»»

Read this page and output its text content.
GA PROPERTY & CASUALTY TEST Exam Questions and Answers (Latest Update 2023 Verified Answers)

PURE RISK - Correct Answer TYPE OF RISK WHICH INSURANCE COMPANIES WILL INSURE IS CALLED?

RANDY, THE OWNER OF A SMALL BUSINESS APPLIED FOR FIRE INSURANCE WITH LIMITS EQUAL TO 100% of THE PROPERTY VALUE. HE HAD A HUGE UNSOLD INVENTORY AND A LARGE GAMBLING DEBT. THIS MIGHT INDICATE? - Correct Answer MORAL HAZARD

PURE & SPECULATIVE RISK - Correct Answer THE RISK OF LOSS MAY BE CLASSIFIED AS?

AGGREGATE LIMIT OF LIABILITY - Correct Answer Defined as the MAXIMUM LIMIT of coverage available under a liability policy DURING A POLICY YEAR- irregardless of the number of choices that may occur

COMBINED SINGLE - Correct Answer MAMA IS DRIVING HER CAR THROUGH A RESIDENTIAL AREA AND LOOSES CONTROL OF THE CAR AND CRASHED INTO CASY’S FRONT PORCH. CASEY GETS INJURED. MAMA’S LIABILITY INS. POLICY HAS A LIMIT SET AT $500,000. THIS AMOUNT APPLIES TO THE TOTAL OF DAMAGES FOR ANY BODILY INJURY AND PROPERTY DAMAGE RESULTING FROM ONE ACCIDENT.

««

- _THE TASK_: Above are some records; extract every one of them exactly.

- _EXERCISE ANSWER_:
Read this page and output its text content.
GA PROPERTY & CASUALTY TEST Exam Questions and Answers (Latest Update 2023 Verified Answers)

PURE RISK - Correct Answer TYPE OF RISK WHICH INSURANCE COMPANIES WILL INSURE IS CALLED?

RANDY, THE OWNER OF A SMALL BUSINESS APPLIED FOR FIRE INSURANCE WITH LIMITS EQUAL TO 100% of THE PROPERTY VALUE. HE HAD A HUGE UNSOLD INVENTORY AND A LARGE GAMBLING DEBT. THIS MIGHT INDICATE? - Correct Answer MORAL HAZARD

PURE & SPECULATIVE RISK - Correct Answer THE RISK OF LOSS MAY BE CLASSIFIED AS?

AGGREGATE LIMIT OF LIABILITY - Correct Answer Defined as the MAXIMUM LIMIT of coverage available under a liability policy DURING A POLICY YEAR- irregardless of the number of choices that may occur

COMBINED SINGLE - Correct Answer MAMA IS DRIVING HER CAR THROUGH A RESIDENTIAL AREA AND LOOSES CONTROL OF THE CAR AND CRASHED INTO CASY’S FRONT PORCH. CASEY GETS INJURED. MAMA’S LIABILITY INS. POLICY HAS A LIMIT SET AT $500,000. THIS AMOUNT APPLIES TO THE TOTAL OF DAMAGES FOR ANY BODILY INJURY AND PROPERTY DAMAGE RESULTING FROM ONE ACCIDENT.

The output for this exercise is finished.